## Excerto
Segundo, tudo o que escrevo e digo, sobre os temas supracitados, são produto de leituras, pesquisas e observações.  Todas as colunas são pedaços de uma vida que é de um mero aprendiz e que, acima de tudo, vive com o desejo constante de termos um mundo melhor, agora não só para os meus filhos, mas também para duas crianças que são os “meninos-jesus” da minha vida de avô babado.  É que acredito, veementemente, que se a humanidade quisesse teríamos um mundo muito mais justo, muito mais pacífico, muito mais livre e daí, muito mais feliz.  Daí que o que reflicto vem de olhar ao mundo, de deixá-lo entrar como ele é, interiorizá-lo, e quere-lo muito mais humano.  E isso jamais mudará!  Essa forma que tenho de enfrentar o mundo (todos os mundos) faz parte da idiossincrasia que ando a construir desde a minha juventude.  É que tal como escreveu Miguel Torga: Peçam-me tudo, menos que tape os olhos.  Bem basta quando a terra mos cobrir.     

Terceiro, como tudo, tenho tido a felicidade, e a humildade, de separar as águas.  Ainda há dias falando com um amigo meu, do norte da Califórnia, num evento comunitário.  Amigo cujo nome infelizmente não posso citar, porque não lhe pedi autorização, dizia-me: discordo com quase tudo o que escreves sobre política e religião, mas respeito-te e concordo, totalmente, com o teu trabalho cultural.  Retorqui: a cultura está acima de tudo.  É que todo o meu trabalho cultural, tudo o que tenho feito (e tenho a noção que tem sido pouco, pouquíssimo mesmo) em prol da língua e cultura portuguesas, da açorianidade, embora parte integral do meu ser como cidadão, é um trabalho apolítico.  É um trabalho pelo nosso património coletivo de americanos de origem portuguesa, com raízes nos Açores.  O trabalho em prol da língua e cultura não tem política, nem possui religião, nem tem dono.  É um trabalho que só o vejo à luz da colectividade que somos como comunidade em que cada qual faz o que deve fazer, para que tenhamos a diáspora que todos sonhamos.  E eu tento fazer a minha parte, dou o que posso, embora seja uma mera minúscula, entenda-se.  É que tal reflectiu Torga: Ninguém pode ser autónomo da própria identidade.  Uma pátria é um contexto de afinidades.

Mais, acredito que as nossas comunidades têm o direito à cultura, em todas as suas nuances e todas as suas vertentes.  Acredito que a cultura deve ser democrática, aberta e arejada.  Não pode estar sujeita a mofos de sacristias ou a snobismos de académicos alfabetizados, académicos de ponto e vírgula como dizia um falecido amigo meu.  E aqui também Miguel Torga exprime-o muito melhor do que jamais poderia fazê-lo:  A arte é um direito de espírito, negado, sistematicamente, através dos tempos, às maiorias.  Por isso, só quando a cultura das massas se fizer, e todos dispuserem da mesma liberdade de anuência ou recusa às solicitações da beleza, ficaremos a saber de que acção é capaz na existência do comum dos mortais o fulgor dum sol que até agora apenas bateu à porta de alguns.

Aqui fica, neste jeito peculiar de estar na vida, a minha reflexão de Natal e fim de Ano para 2019.  Que vai com uma saudação afetiva para todos os leitores. Festas Felizes!

## Material de base
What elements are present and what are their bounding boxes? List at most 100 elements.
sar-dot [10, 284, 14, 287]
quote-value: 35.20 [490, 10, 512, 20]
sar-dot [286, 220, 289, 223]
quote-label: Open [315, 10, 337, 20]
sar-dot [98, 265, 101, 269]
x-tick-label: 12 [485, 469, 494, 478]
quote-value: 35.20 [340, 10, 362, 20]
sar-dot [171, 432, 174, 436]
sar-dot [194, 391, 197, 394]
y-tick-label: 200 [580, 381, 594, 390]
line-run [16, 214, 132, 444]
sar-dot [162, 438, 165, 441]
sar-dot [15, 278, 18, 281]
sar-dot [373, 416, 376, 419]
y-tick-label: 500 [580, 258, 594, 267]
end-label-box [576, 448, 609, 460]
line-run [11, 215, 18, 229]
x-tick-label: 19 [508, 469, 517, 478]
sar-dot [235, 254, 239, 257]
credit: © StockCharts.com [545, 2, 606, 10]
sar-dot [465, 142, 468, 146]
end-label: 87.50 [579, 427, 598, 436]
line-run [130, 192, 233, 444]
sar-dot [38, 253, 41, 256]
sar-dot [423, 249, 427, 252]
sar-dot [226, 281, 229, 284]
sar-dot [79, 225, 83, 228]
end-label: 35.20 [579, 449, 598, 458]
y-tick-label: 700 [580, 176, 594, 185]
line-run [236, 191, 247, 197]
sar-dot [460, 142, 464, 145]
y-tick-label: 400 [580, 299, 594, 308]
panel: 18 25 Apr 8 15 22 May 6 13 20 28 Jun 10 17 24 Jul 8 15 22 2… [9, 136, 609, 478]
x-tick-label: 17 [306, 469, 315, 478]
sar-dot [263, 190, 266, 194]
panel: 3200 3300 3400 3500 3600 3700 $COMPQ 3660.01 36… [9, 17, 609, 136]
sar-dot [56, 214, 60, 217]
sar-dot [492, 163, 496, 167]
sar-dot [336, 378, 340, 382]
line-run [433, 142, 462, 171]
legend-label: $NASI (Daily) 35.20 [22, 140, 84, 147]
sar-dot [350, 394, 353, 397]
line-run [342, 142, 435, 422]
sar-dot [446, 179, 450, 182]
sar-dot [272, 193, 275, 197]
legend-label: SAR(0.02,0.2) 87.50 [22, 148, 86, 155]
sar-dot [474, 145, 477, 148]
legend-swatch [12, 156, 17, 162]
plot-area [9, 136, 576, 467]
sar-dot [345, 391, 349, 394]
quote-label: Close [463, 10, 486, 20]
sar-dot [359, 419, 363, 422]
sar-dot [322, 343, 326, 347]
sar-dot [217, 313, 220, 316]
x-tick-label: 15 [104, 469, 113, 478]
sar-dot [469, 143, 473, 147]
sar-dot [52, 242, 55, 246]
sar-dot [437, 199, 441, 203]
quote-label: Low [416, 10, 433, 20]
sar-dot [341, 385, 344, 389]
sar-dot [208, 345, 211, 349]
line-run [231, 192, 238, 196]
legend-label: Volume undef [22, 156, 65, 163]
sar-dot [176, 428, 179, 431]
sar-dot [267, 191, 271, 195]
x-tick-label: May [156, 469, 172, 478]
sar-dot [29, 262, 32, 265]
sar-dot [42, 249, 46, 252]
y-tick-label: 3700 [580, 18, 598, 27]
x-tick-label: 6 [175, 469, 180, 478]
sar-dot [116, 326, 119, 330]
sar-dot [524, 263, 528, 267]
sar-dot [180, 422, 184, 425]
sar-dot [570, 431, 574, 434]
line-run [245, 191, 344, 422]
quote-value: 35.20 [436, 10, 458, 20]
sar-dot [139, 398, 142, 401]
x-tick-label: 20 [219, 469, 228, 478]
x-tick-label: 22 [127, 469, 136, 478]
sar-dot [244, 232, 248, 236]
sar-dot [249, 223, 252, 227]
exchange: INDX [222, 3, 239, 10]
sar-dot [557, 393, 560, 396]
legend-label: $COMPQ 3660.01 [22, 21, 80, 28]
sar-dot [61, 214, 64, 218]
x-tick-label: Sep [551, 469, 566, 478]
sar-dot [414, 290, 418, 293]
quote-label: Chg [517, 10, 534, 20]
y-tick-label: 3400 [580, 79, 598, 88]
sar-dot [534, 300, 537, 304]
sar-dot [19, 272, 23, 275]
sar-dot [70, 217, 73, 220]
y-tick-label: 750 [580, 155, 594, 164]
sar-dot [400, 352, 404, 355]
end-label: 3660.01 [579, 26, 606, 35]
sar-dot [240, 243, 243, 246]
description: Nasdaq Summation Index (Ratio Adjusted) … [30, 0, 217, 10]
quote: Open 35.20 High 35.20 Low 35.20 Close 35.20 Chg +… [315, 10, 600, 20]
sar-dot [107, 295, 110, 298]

## Exercícios a resolver
a: Indique se cada afirmação concorda com o excerto, respondendo sim ou não e citando textualmente as palavras do excerto que o decidem. (i) O trabalho cultural descrito no excerto é apresentado como apolítico. (ii) O amigo do norte da Califórnia discorda do trabalho cultural de quem escreve. (iii) O excerto defende que a cultura deve ficar reservada aos académicos.
b: Reproduza, sem qualquer alteração, a parte do excerto que abre com as palavras "Aqui fica, neste" e fecha com "leitores. Festas Felizes!".

## Soluções dos exercícios
a:
(i) Sim: "é um trabalho apolítico".
(ii) Não: "discordo com quase tudo o que escreves sobre política e religião, mas respeito-te e concordo, totalmente, com o teu trabalho cultural".
(iii) Não: "Acredito que a cultura deve ser democrática, aberta e arejada."

b:
Aqui fica, neste jeito peculiar de estar na vida, a minha reflexão de Natal e fim de Ano para 2019.  Que vai com uma saudação afetiva para todos os leitores. Festas Felizes!